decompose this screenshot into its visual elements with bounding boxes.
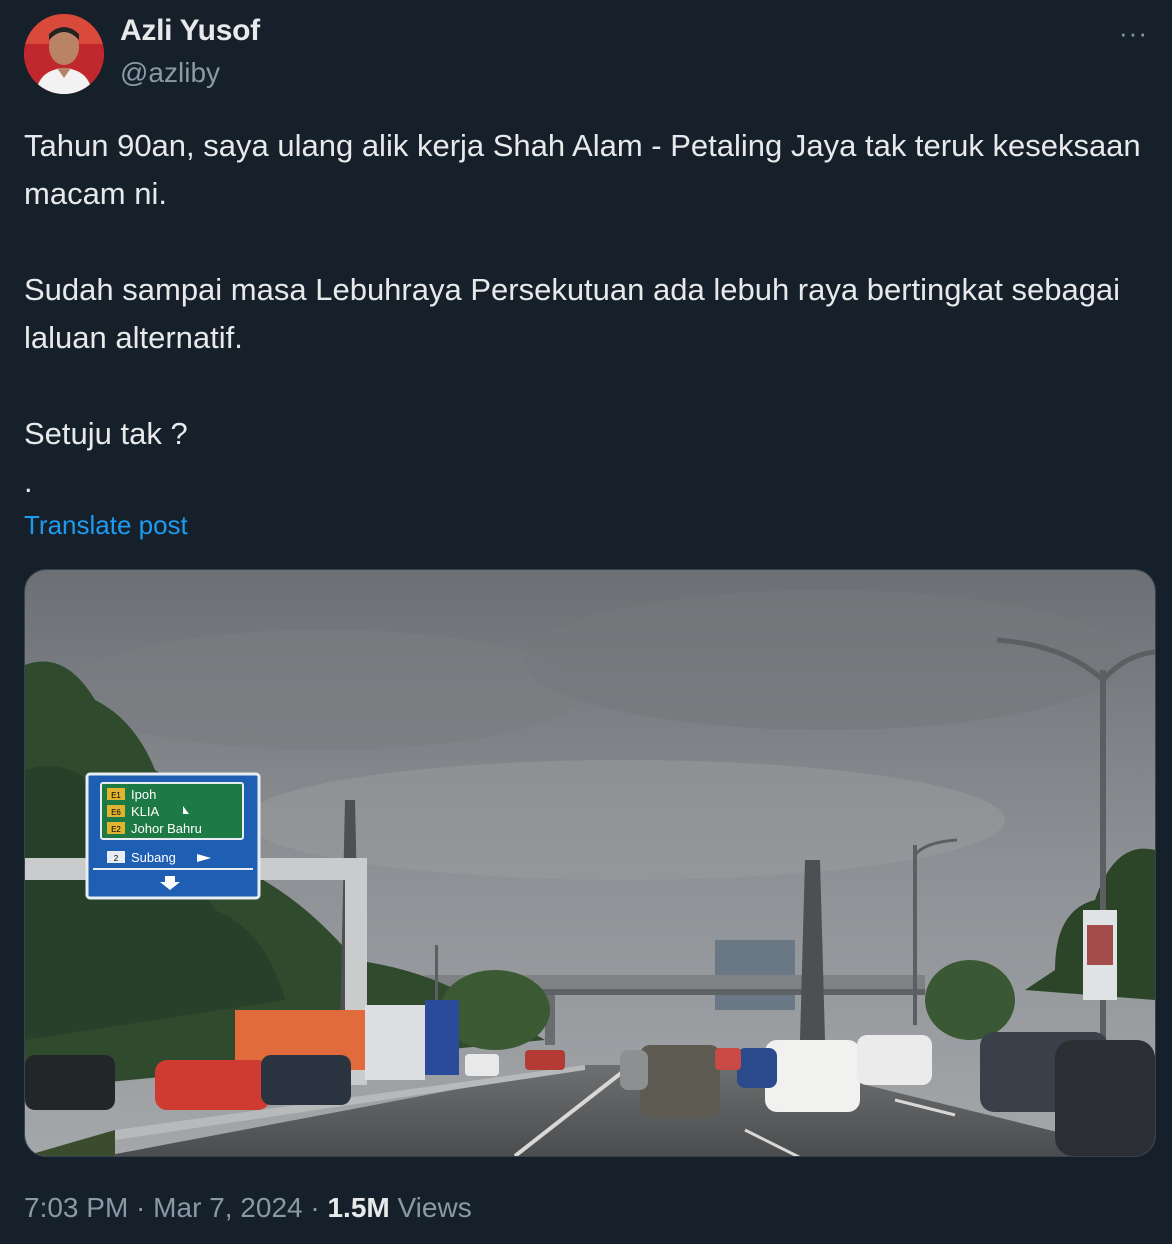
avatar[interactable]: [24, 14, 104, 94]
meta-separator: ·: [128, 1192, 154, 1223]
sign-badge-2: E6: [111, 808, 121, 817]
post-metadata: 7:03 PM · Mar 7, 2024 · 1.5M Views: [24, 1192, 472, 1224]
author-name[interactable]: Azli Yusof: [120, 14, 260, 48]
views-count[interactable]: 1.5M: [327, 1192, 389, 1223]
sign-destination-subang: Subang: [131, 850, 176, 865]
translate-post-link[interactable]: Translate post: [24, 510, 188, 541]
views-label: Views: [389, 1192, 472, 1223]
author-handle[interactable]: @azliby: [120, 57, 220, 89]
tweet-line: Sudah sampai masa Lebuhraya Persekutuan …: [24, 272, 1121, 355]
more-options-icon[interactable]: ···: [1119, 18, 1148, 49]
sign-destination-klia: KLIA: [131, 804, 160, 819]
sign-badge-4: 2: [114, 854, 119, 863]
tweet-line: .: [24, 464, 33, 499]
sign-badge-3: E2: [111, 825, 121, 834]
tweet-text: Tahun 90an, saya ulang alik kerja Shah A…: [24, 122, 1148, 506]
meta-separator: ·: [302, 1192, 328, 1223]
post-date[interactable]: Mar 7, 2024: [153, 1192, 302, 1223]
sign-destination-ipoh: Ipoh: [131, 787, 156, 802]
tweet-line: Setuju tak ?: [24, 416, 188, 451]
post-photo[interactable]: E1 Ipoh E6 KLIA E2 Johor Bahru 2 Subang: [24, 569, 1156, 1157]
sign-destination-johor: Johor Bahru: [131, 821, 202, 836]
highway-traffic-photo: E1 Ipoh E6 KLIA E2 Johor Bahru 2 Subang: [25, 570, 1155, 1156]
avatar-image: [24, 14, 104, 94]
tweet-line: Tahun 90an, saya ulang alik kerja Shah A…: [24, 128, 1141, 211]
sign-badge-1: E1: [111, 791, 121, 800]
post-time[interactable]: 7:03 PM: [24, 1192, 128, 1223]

● ● ● ● ● ● ●

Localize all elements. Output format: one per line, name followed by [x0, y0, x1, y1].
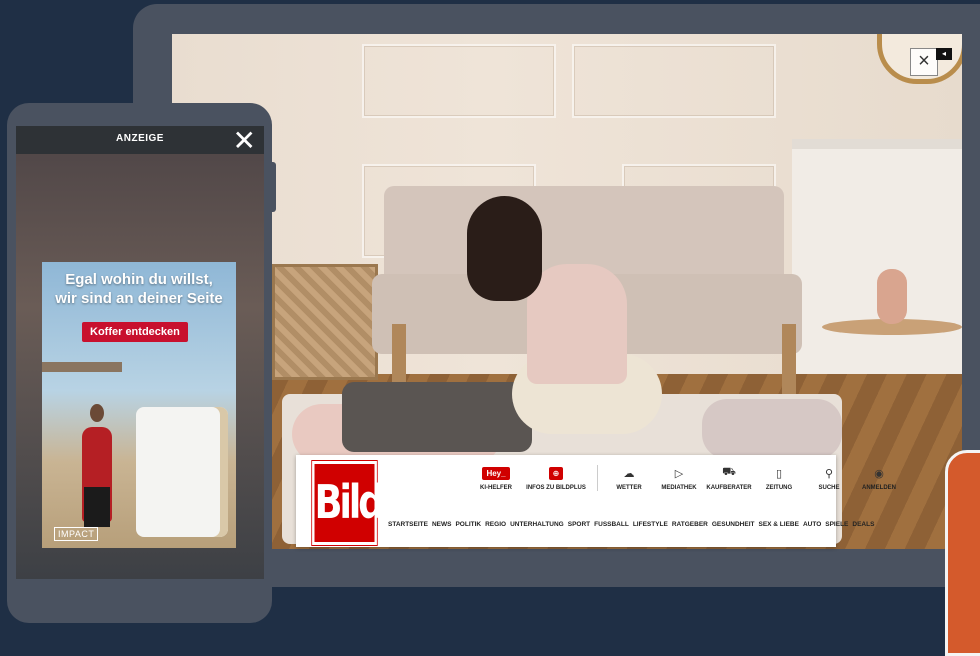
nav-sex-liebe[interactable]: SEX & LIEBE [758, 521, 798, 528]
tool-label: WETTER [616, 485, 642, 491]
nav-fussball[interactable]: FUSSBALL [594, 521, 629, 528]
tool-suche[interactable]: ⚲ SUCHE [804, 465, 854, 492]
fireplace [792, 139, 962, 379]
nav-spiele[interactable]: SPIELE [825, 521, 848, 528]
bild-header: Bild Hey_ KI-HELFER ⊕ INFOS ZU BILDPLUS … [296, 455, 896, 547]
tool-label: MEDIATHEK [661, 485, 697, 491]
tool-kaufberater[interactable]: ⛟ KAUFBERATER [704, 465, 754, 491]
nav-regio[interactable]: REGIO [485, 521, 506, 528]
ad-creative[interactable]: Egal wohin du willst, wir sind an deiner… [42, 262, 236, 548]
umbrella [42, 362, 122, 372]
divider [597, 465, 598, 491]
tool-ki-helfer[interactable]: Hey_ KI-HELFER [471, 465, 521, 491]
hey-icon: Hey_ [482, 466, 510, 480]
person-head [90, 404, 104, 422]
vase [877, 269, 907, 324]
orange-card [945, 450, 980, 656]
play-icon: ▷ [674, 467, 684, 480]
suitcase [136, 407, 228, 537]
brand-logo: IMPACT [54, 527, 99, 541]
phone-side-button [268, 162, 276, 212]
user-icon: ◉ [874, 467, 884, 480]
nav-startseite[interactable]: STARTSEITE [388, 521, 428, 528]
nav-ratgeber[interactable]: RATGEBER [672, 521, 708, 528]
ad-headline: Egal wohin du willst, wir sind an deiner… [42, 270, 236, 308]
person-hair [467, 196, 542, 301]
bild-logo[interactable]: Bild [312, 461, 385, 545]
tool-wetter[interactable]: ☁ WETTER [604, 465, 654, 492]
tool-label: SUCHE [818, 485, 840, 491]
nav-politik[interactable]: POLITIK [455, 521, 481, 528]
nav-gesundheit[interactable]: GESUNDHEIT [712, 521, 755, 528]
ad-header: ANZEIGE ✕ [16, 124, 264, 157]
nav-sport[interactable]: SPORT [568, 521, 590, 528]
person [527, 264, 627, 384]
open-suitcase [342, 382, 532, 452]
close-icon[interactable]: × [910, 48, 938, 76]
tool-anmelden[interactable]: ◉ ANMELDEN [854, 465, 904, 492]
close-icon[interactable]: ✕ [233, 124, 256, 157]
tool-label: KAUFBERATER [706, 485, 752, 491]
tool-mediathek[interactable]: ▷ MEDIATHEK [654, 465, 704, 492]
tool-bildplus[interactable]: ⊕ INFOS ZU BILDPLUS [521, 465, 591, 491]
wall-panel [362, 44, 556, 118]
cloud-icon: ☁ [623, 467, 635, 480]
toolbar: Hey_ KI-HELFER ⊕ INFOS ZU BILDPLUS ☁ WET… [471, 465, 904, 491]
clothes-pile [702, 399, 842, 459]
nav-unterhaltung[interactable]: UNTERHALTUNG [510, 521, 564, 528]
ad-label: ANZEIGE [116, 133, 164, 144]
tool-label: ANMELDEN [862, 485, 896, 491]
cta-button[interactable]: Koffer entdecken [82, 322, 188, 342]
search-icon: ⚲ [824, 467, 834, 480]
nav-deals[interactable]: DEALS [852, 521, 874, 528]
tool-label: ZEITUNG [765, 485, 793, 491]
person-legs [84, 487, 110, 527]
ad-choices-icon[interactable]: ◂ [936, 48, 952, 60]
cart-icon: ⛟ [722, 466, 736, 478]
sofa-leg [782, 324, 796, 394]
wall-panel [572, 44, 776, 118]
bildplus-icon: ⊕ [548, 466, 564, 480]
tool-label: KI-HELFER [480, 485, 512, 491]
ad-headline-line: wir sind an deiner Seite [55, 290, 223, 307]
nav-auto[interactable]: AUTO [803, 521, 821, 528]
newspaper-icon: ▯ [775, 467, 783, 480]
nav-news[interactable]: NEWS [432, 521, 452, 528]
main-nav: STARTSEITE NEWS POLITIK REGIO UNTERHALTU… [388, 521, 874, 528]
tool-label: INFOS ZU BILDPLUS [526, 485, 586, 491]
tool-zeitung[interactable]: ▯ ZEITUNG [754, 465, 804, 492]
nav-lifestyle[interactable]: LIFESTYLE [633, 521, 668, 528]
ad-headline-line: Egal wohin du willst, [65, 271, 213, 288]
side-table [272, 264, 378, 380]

● ● ● ● ● ● ●

__Instructions for the task__
Extract the listing lines from the one containing "avatar[interactable]: [24, 14, 104, 94]" through the one containing "author-name[interactable]: Azli Yusof: [120, 14, 260, 48]", both ends included, and reproduce them verbatim.

__Solution__
avatar[interactable]: [24, 14, 104, 94]
meta-separator: ·: [128, 1192, 154, 1223]
sign-badge-2: E6: [111, 808, 121, 817]
post-metadata: 7:03 PM · Mar 7, 2024 · 1.5M Views: [24, 1192, 472, 1224]
author-name[interactable]: Azli Yusof: [120, 14, 260, 48]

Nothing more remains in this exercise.